## What is expected
Set down each record exactly as written.

:: Given data ::

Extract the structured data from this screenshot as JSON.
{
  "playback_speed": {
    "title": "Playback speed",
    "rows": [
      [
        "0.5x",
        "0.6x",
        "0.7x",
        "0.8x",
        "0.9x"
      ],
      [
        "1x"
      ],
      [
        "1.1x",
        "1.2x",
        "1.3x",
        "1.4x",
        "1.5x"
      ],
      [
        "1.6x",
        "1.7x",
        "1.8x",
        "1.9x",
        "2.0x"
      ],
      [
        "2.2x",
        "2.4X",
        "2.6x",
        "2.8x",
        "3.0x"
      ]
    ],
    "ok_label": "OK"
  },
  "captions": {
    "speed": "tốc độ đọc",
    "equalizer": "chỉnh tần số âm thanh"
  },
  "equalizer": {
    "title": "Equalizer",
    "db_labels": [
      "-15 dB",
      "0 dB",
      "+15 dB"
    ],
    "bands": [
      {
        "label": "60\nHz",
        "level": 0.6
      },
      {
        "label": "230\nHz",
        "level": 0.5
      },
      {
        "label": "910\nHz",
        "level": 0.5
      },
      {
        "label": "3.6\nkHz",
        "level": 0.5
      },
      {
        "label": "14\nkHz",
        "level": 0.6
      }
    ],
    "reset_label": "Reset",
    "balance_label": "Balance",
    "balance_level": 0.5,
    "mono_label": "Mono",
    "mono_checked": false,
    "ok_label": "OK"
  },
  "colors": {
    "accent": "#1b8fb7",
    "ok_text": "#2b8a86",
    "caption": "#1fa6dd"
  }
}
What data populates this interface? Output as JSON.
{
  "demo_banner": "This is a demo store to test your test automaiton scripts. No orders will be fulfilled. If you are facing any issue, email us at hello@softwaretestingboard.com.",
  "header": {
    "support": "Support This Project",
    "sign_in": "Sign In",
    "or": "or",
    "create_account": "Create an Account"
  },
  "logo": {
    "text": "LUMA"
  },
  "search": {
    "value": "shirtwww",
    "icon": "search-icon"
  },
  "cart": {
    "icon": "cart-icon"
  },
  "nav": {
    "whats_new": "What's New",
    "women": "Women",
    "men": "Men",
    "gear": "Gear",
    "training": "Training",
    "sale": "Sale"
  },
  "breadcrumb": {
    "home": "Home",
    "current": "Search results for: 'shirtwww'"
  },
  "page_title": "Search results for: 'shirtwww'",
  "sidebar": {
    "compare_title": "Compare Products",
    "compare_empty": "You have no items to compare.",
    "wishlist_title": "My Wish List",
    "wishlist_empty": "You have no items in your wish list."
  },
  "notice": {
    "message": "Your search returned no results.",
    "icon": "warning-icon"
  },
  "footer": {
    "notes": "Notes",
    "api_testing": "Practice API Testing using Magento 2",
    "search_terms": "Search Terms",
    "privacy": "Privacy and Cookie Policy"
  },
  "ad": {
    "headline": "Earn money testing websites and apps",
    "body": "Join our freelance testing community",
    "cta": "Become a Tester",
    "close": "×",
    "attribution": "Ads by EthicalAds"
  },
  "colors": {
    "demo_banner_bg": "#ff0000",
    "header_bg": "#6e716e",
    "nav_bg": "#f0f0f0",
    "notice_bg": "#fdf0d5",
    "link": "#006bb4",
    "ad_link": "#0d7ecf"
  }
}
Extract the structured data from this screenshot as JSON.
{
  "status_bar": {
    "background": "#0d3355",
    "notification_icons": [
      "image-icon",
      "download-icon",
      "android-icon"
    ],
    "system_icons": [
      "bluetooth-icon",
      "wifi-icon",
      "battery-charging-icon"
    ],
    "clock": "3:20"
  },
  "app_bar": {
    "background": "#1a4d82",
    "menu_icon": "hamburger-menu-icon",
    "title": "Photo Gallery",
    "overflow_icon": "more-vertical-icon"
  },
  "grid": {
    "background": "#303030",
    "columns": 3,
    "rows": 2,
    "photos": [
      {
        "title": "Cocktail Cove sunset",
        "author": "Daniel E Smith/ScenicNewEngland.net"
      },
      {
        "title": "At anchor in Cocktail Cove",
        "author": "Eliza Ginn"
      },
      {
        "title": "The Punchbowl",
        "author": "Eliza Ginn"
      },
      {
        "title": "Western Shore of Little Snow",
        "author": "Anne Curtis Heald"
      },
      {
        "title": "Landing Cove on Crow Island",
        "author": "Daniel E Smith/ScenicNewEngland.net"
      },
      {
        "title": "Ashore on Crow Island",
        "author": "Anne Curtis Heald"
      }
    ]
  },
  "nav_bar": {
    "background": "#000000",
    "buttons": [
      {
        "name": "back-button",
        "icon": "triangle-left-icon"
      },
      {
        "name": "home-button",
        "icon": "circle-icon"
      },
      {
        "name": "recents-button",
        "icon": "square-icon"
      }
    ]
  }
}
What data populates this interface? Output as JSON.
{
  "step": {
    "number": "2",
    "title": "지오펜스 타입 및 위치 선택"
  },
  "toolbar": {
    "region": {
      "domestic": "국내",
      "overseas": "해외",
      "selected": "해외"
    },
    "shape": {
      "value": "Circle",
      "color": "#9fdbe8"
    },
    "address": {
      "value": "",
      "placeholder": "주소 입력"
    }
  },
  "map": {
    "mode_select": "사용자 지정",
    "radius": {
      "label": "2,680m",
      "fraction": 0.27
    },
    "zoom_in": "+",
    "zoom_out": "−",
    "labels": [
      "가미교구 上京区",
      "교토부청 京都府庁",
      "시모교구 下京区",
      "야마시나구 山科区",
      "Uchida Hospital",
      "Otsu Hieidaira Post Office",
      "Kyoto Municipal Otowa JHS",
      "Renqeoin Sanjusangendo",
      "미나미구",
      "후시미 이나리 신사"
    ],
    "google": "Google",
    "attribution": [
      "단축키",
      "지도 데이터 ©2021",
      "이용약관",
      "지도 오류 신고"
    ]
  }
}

:::

## Task output
Extract the structured data from this screenshot as JSON.
{
  "playback_speed": {
    "title": "Playback speed",
    "rows": [
      [
        "0.5x",
        "0.6x",
        "0.7x",
        "0.8x",
        "0.9x"
      ],
      [
        "1x"
      ],
      [
        "1.1x",
        "1.2x",
        "1.3x",
        "1.4x",
        "1.5x"
      ],
      [
        "1.6x",
        "1.7x",
        "1.8x",
        "1.9x",
        "2.0x"
      ],
      [
        "2.2x",
        "2.4X",
        "2.6x",
        "2.8x",
        "3.0x"
      ]
    ],
    "ok_label": "OK"
  },
  "captions": {
    "speed": "tốc độ đọc",
    "equalizer": "chỉnh tần số âm thanh"
  },
  "equalizer": {
    "title": "Equalizer",
    "db_labels": [
      "-15 dB",
      "0 dB",
      "+15 dB"
    ],
    "bands": [
      {
        "label": "60\nHz",
        "level": 0.6
      },
      {
        "label": "230\nHz",
        "level": 0.5
      },
      {
        "label": "910\nHz",
        "level": 0.5
      },
      {
        "label": "3.6\nkHz",
        "level": 0.5
      },
      {
        "label": "14\nkHz",
        "level": 0.6
      }
    ],
    "reset_label": "Reset",
    "balance_label": "Balance",
    "balance_level": 0.5,
    "mono_label": "Mono",
    "mono_checked": false,
    "ok_label": "OK"
  },
  "colors": {
    "accent": "#1b8fb7",
    "ok_text": "#2b8a86",
    "caption": "#1fa6dd"
  }
}
What data populates this interface? Output as JSON.
{
  "demo_banner": "This is a demo store to test your test automaiton scripts. No orders will be fulfilled. If you are facing any issue, email us at hello@softwaretestingboard.com.",
  "header": {
    "support": "Support This Project",
    "sign_in": "Sign In",
    "or": "or",
    "create_account": "Create an Account"
  },
  "logo": {
    "text": "LUMA"
  },
  "search": {
    "value": "shirtwww",
    "icon": "search-icon"
  },
  "cart": {
    "icon": "cart-icon"
  },
  "nav": {
    "whats_new": "What's New",
    "women": "Women",
    "men": "Men",
    "gear": "Gear",
    "training": "Training",
    "sale": "Sale"
  },
  "breadcrumb": {
    "home": "Home",
    "current": "Search results for: 'shirtwww'"
  },
  "page_title": "Search results for: 'shirtwww'",
  "sidebar": {
    "compare_title": "Compare Products",
    "compare_empty": "You have no items to compare.",
    "wishlist_title": "My Wish List",
    "wishlist_empty": "You have no items in your wish list."
  },
  "notice": {
    "message": "Your search returned no results.",
    "icon": "warning-icon"
  },
  "footer": {
    "notes": "Notes",
    "api_testing": "Practice API Testing using Magento 2",
    "search_terms": "Search Terms",
    "privacy": "Privacy and Cookie Policy"
  },
  "ad": {
    "headline": "Earn money testing websites and apps",
    "body": "Join our freelance testing community",
    "cta": "Become a Tester",
    "close": "×",
    "attribution": "Ads by EthicalAds"
  },
  "colors": {
    "demo_banner_bg": "#ff0000",
    "header_bg": "#6e716e",
    "nav_bg": "#f0f0f0",
    "notice_bg": "#fdf0d5",
    "link": "#006bb4",
    "ad_link": "#0d7ecf"
  }
}
Extract the structured data from this screenshot as JSON.
{
  "status_bar": {
    "background": "#0d3355",
    "notification_icons": [
      "image-icon",
      "download-icon",
      "android-icon"
    ],
    "system_icons": [
      "bluetooth-icon",
      "wifi-icon",
      "battery-charging-icon"
    ],
    "clock": "3:20"
  },
  "app_bar": {
    "background": "#1a4d82",
    "menu_icon": "hamburger-menu-icon",
    "title": "Photo Gallery",
    "overflow_icon": "more-vertical-icon"
  },
  "grid": {
    "background": "#303030",
    "columns": 3,
    "rows": 2,
    "photos": [
      {
        "title": "Cocktail Cove sunset",
        "author": "Daniel E Smith/ScenicNewEngland.net"
      },
      {
        "title": "At anchor in Cocktail Cove",
        "author": "Eliza Ginn"
      },
      {
        "title": "The Punchbowl",
        "author": "Eliza Ginn"
      },
      {
        "title": "Western Shore of Little Snow",
        "author": "Anne Curtis Heald"
      },
      {
        "title": "Landing Cove on Crow Island",
        "author": "Daniel E Smith/ScenicNewEngland.net"
      },
      {
        "title": "Ashore on Crow Island",
        "author": "Anne Curtis Heald"
      }
    ]
  },
  "nav_bar": {
    "background": "#000000",
    "buttons": [
      {
        "name": "back-button",
        "icon": "triangle-left-icon"
      },
      {
        "name": "home-button",
        "icon": "circle-icon"
      },
      {
        "name": "recents-button",
        "icon": "square-icon"
      }
    ]
  }
}
What data populates this interface? Output as JSON.
{
  "step": {
    "number": "2",
    "title": "지오펜스 타입 및 위치 선택"
  },
  "toolbar": {
    "region": {
      "domestic": "국내",
      "overseas": "해외",
      "selected": "해외"
    },
    "shape": {
      "value": "Circle",
      "color": "#9fdbe8"
    },
    "address": {
      "value": "",
      "placeholder": "주소 입력"
    }
  },
  "map": {
    "mode_select": "사용자 지정",
    "radius": {
      "label": "2,680m",
      "fraction": 0.27
    },
    "zoom_in": "+",
    "zoom_out": "−",
    "labels": [
      "가미교구 上京区",
      "교토부청 京都府庁",
      "시모교구 下京区",
      "야마시나구 山科区",
      "Uchida Hospital",
      "Otsu Hieidaira Post Office",
      "Kyoto Municipal Otowa JHS",
      "Renqeoin Sanjusangendo",
      "미나미구",
      "후시미 이나리 신사"
    ],
    "google": "Google",
    "attribution": [
      "단축키",
      "지도 데이터 ©2021",
      "이용약관",
      "지도 오류 신고"
    ]
  }
}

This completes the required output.